AIM OF THE EXERCISE:
Return each line that holds the word "prices".

DATA ENTRIES:
- - - -
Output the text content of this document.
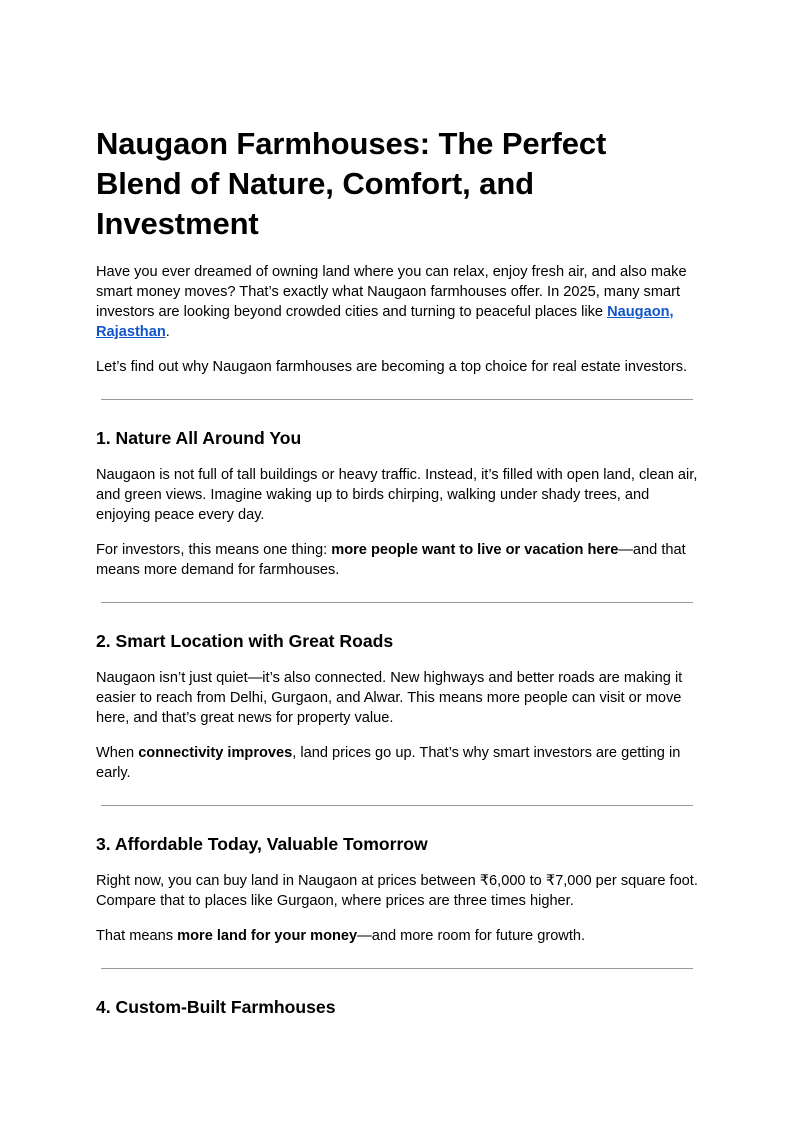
Naugaon Farmhouses: The Perfect Blend of Nature, Comfort, and Investment

Have you ever dreamed of owning land where you can relax, enjoy fresh air, and also make smart money moves? That’s exactly what Naugaon farmhouses offer. In 2025, many smart investors are looking beyond crowded cities and turning to peaceful places like Naugaon, Rajasthan.

Let’s find out why Naugaon farmhouses are becoming a top choice for real estate investors.

1. Nature All Around You

Naugaon is not full of tall buildings or heavy traffic. Instead, it’s filled with open land, clean air, and green views. Imagine waking up to birds chirping, walking under shady trees, and enjoying peace every day.

For investors, this means one thing: more people want to live or vacation here—and that means more demand for farmhouses.

2. Smart Location with Great Roads

Naugaon isn’t just quiet—it’s also connected. New highways and better roads are making it easier to reach from Delhi, Gurgaon, and Alwar. This means more people can visit or move here, and that’s great news for property value.

When connectivity improves, land prices go up. That’s why smart investors are getting in early.

3. Affordable Today, Valuable Tomorrow

Right now, you can buy land in Naugaon at prices between ₹6,000 to ₹7,000 per square foot. Compare that to places like Gurgaon, where prices are three times higher.

That means more land for your money—and more room for future growth.

4. Custom-Built Farmhouses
- - - -
RESULT FOR THIS EXERCISE:
When connectivity improves, land prices go up. That’s why smart investors are getting in early.
Right now, you can buy land in Naugaon at prices between ₹6,000 to ₹7,000 per square foot. Compare that to places like Gurgaon, where prices are three times higher.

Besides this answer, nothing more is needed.